Task objective:
Look through the material below. Copy every line with the string "미토콘드리아의" in it.

-- start of Extracted material --

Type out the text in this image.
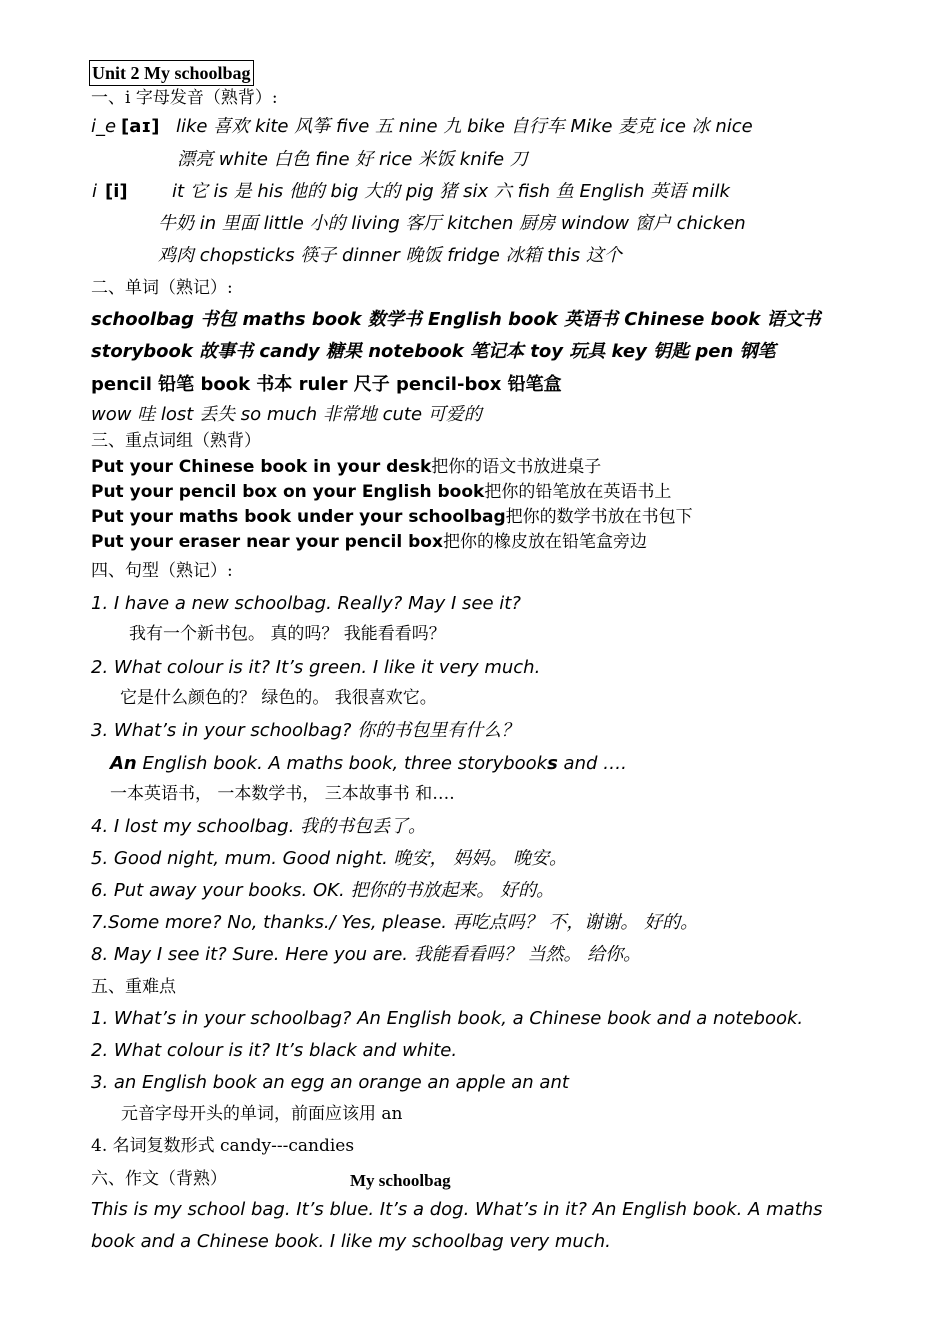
Unit 2 My schoolbag
一、i 字母发音（熟背）:
i_e [aɪ] like 喜欢 kite 风筝 five 五 nine 九 bike 自行车 Mike 麦克 ice 冰 nice
漂亮 white 白色 fine 好 rice 米饭 knife 刀
i [i] it 它 is 是 his 他的 big 大的 pig 猪 six 六 fish 鱼 English 英语 milk
牛奶 in 里面 little 小的 living 客厅 kitchen 厨房 window 窗户 chicken
鸡肉 chopsticks 筷子 dinner 晚饭 fridge 冰箱 this 这个
二、单词（熟记）:
schoolbag 书包 maths book 数学书 English book 英语书 Chinese book 语文书
storybook 故事书 candy 糖果 notebook 笔记本 toy 玩具 key 钥匙 pen 钢笔
pencil 铅笔 book 书本 ruler 尺子 pencil-box 铅笔盒
wow 哇 lost 丢失 so much 非常地 cute 可爱的
三、重点词组（熟背）
Put your Chinese book in your desk把你的语文书放进桌子
Put your pencil box on your English book把你的铅笔放在英语书上
Put your maths book under your schoolbag把你的数学书放在书包下
Put your eraser near your pencil box把你的橡皮放在铅笔盒旁边
四、句型（熟记）:
1. I have a new schoolbag. Really? May I see it?
我有一个新书包。 真的吗？ 我能看看吗？
2. What colour is it? It’s green. I like it very much.
它是什么颜色的？ 绿色的。 我很喜欢它。
3. What’s in your schoolbag? 你的书包里有什么？
An English book. A maths book, three storybooks and ….
一本英语书， 一本数学书， 三本故事书 和….
4. I lost my schoolbag. 我的书包丢了。
5. Good night, mum. Good night. 晚安， 妈妈。 晚安。
6. Put away your books. OK. 把你的书放起来。 好的。
7.Some more? No, thanks./ Yes, please. 再吃点吗？ 不，谢谢。 好的。
8. May I see it? Sure. Here you are. 我能看看吗？ 当然。 给你。
五、重难点
1. What’s in your schoolbag? An English book, a Chinese book and a notebook.
2. What colour is it? It’s black and white.
3. an English book an egg an orange an apple an ant
元音字母开头的单词，前面应该用 an
4. 名词复数形式 candy---candies
六、作文（背熟）	My schoolbag
This is my school bag. It’s blue. It’s a dog. What’s in it? An English book. A maths
book and a Chinese book. I like my schoolbag very much.
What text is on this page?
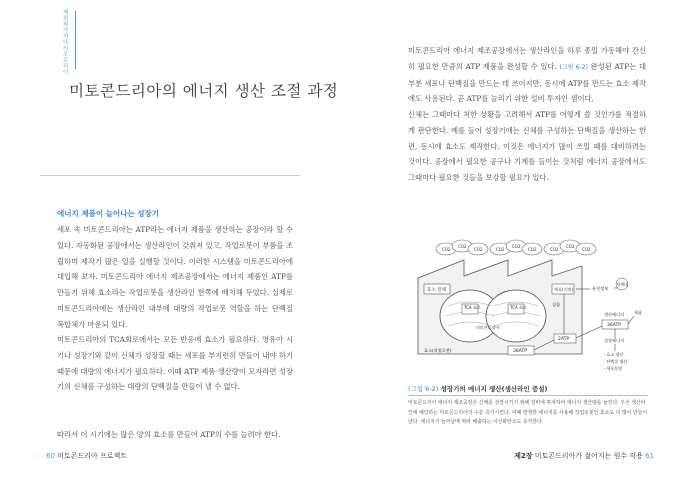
제
원
외
가
지
나
의
조
로
리
이
미토콘드리아의 에너지 생산 조절 과정
에너지 제품이 늘어나는 성장기

세포 속 미토콘드리아는 ATP라는 에너지 제품을 생산하는 공장이라 할 수 있다. 자동화된 공장에서는 생산라인이 갖춰져 있고, 작업로봇이 부품을 조립하며 제작기 많은 일을 실행할 것이다. 이러한 시스템을 미토콘드리아에 대입해 보자. 미토콘드리아 에너지 제조공장에서는 에너지 제품인 ATP를 만들기 위해 효소라는 작업로봇을 생산라인 한쪽에 배치해 두었다. 실제로 미토콘드리아에는 생산라인 내부에 대량의 작업로봇 역할을 하는 단백질 복합체가 마운되 있다.

미토콘드리아의 TCA회로에서는 모든 반응에 효소가 필요하다. 영유아 시기나 성장기와 같이 신체가 성장할 때는 세포를 부지런히 만들어 내야 하기 때문에 대량의 에너지가 필요하다. 이때 ATP 제품 생산량이 모자라면 성장기의 신체를 구성하는 대량의 단백질을 만들어 낼 수 없다.

따라서 이 시기에는 많은 양의 효소를 만들어 ATP의 수를 늘려야 한다.

미토콘드리아 에너지 제조공장에서는 생산라인을 하루 종일 가동해야 간신히 필요한 만큼의 ATP 제품을 완성할 수 있다. (그림 6-2) 완성된 ATP는 대부분 세포나 단백질을 만드는 데 쓰이지만, 동시에 ATP를 만드는 효소 제작에도 사용된다. 곧 ATP를 늘리기 위한 설비 투자인 셈이다.

신체는 그때마다 처한 상황을 고려해서 ATP를 어떻게 쓸 것인가를 적절하게 판단한다. 예를 들어 성장기에는 신체를 구성하는 단백질을 생산하는 한편, 동시에 효소도 제작한다. 이것은 에너지가 많이 쓰일 때를 대비하려는 것이다. 공장에서 필요한 공구나 기계를 들이는 것처럼 에너지 공장에서도 그때마다 필요한 것들을 보강할 필요가 있다.

CO2
CO2
CO2	CO2
CO2
CO2	CO2
CO2
CO2
효소 전체
TCA 회로	TCA 회로
미토콘드리아
효소(작업로봇)	36ATP
세포(기관)	유전정보
단백질
집합
2ATP
생산에너지
36ATP
제품
성장에너지
· 효소 생산
· 단백질 생산
· 세포분열
(그림 6-2) 성장기의 에너지 생산(생산라인 증설)

미토콘드리아 에너지 제조공장은 신체를 성장시키기 위해 설비에 투자하여 에너지 생산량을 늘린다. 우선 생산라인에 해당하는 미토콘드리아의 수를 증가시킨다. 이때 발생한 에너지를 사용해 작업로봇인 효소도 더 많이 만들어 낸다. 에너지가 늘어남에 따라 배출하는 이산화탄소도 증가한다.

60 미토콘드리아 프로젝트	제2장 미토콘드리아가 젊어지는 원수 작용 61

-- end of Extracted material --

Answer in full:
미토콘드리아의 에너지 생산 조절 과정
미토콘드리아의 TCA회로에서는 모든 반응에 효소가 필요하다. 영유아 시기나 성장기와 같이 신체가 성장할 때는 세포를 부지런히 만들어 내야 하기 때문에 대량의 에너지가 필요하다. 이때 ATP 제품 생산량이 모자라면 성장기의 신체를 구성하는 대량의 단백질을 만들어 낼 수 없다.
미토콘드리아 에너지 제조공장은 신체를 성장시키기 위해 설비에 투자하여 에너지 생산량을 늘린다. 우선 생산라인에 해당하는 미토콘드리아의 수를 증가시킨다. 이때 발생한 에너지를 사용해 작업로봇인 효소도 더 많이 만들어 낸다. 에너지가 늘어남에 따라 배출하는 이산화탄소도 증가한다.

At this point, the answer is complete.